====== Available data ======

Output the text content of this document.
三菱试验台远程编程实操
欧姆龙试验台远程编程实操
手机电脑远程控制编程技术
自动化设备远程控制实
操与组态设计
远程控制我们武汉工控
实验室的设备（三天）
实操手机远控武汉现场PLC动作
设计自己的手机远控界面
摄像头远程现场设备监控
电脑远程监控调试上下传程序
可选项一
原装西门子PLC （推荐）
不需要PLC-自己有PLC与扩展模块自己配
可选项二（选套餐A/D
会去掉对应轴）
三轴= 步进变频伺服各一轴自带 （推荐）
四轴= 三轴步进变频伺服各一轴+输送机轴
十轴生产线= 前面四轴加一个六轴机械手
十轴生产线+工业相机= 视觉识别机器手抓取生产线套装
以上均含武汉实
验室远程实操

======
====== Available data ======

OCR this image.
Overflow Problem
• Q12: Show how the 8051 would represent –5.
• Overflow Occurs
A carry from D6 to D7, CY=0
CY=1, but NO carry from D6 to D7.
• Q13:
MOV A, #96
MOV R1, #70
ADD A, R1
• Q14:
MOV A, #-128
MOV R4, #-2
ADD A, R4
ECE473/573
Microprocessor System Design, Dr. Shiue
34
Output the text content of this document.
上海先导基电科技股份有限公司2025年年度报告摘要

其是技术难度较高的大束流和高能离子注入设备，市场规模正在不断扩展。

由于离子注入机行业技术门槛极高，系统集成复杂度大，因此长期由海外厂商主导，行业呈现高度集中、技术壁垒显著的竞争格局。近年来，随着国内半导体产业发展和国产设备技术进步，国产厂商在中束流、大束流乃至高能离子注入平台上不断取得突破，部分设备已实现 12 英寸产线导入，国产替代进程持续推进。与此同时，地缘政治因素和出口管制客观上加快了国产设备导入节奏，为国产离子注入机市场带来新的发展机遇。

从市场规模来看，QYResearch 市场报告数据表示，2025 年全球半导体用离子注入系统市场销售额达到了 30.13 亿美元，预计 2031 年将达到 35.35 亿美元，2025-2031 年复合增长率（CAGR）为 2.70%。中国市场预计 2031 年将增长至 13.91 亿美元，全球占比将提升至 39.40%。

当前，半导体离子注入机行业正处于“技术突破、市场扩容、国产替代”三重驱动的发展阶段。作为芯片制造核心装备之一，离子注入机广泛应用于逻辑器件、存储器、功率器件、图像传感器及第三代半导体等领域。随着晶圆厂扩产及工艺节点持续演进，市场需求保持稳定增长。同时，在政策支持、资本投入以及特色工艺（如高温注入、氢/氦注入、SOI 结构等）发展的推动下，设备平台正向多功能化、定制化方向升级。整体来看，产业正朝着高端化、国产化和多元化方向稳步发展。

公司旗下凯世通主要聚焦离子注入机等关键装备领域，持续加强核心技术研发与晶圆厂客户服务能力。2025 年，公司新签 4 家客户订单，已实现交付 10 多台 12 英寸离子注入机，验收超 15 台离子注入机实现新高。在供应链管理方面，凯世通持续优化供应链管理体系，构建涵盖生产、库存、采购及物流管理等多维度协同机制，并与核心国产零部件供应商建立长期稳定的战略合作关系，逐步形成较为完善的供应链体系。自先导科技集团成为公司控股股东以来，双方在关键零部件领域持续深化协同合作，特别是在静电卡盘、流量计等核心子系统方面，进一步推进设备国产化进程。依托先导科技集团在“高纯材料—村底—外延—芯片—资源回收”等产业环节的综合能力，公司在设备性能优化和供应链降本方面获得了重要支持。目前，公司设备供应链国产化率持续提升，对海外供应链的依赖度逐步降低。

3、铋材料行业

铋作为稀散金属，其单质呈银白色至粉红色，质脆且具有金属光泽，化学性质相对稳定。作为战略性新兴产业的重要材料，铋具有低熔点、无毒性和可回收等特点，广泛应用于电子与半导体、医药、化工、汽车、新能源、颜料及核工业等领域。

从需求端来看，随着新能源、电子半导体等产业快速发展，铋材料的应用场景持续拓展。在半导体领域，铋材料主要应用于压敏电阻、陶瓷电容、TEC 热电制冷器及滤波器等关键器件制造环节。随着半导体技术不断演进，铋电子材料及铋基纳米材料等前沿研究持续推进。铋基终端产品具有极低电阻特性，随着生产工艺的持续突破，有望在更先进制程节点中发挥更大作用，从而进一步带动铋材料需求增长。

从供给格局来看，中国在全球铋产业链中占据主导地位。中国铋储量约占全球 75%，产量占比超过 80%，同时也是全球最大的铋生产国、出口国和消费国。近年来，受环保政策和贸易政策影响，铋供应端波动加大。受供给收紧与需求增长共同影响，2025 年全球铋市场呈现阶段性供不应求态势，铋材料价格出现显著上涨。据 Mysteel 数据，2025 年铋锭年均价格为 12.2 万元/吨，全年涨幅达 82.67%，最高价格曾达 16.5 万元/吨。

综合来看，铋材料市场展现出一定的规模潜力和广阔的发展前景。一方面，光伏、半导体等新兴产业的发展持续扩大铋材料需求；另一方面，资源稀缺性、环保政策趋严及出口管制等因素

======
====== Available data ======

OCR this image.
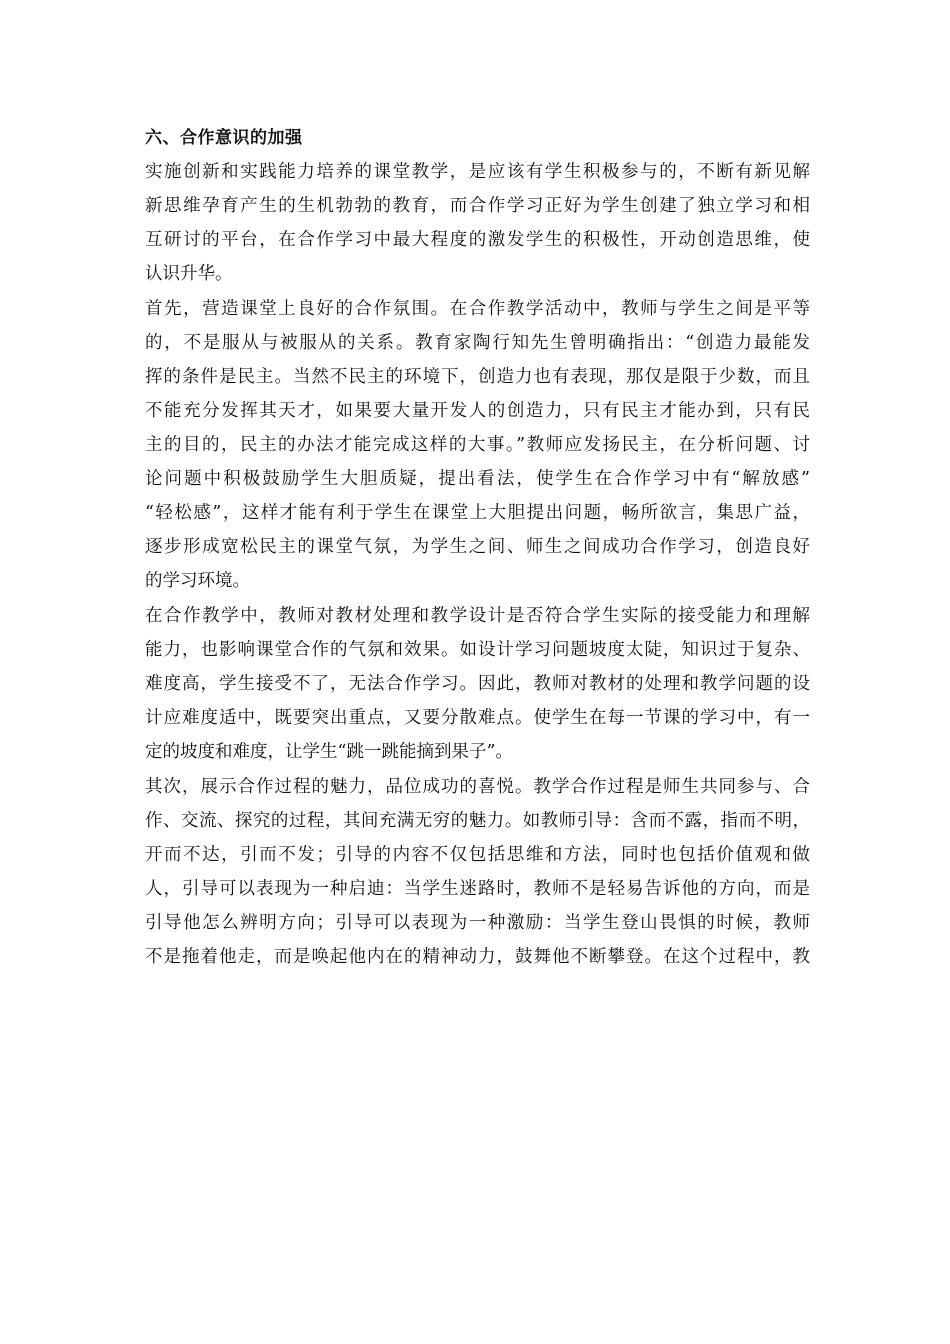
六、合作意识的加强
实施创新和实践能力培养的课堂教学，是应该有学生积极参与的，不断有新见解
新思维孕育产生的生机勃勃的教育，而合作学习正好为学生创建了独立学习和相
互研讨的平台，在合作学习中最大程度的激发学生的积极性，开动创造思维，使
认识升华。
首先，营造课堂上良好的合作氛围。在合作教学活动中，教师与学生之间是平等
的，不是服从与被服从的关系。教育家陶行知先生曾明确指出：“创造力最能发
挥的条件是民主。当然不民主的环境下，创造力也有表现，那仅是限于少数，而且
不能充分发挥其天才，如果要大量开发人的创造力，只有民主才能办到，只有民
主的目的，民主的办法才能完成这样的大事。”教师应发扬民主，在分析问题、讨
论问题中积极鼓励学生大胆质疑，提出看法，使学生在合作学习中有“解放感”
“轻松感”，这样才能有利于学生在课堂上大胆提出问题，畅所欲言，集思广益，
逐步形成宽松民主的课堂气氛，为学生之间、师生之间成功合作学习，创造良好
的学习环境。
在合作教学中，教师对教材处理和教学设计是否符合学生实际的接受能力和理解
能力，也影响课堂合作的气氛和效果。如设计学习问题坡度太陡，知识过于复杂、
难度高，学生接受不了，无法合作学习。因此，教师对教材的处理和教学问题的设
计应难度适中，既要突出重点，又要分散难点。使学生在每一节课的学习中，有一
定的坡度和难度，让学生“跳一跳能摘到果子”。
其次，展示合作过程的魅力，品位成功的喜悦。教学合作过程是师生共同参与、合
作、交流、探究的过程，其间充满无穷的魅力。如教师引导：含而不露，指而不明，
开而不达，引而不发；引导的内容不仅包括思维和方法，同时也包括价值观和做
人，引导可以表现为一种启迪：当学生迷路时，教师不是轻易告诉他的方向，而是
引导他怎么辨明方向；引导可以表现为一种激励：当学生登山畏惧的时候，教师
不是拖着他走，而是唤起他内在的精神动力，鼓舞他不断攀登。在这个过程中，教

======

--- Set problem ---
Filter the entries and copy out every line with the word "from".

--- Solution ---
A carry from D6 to D7, CY=0
CY=1, but NO carry from D6 to D7.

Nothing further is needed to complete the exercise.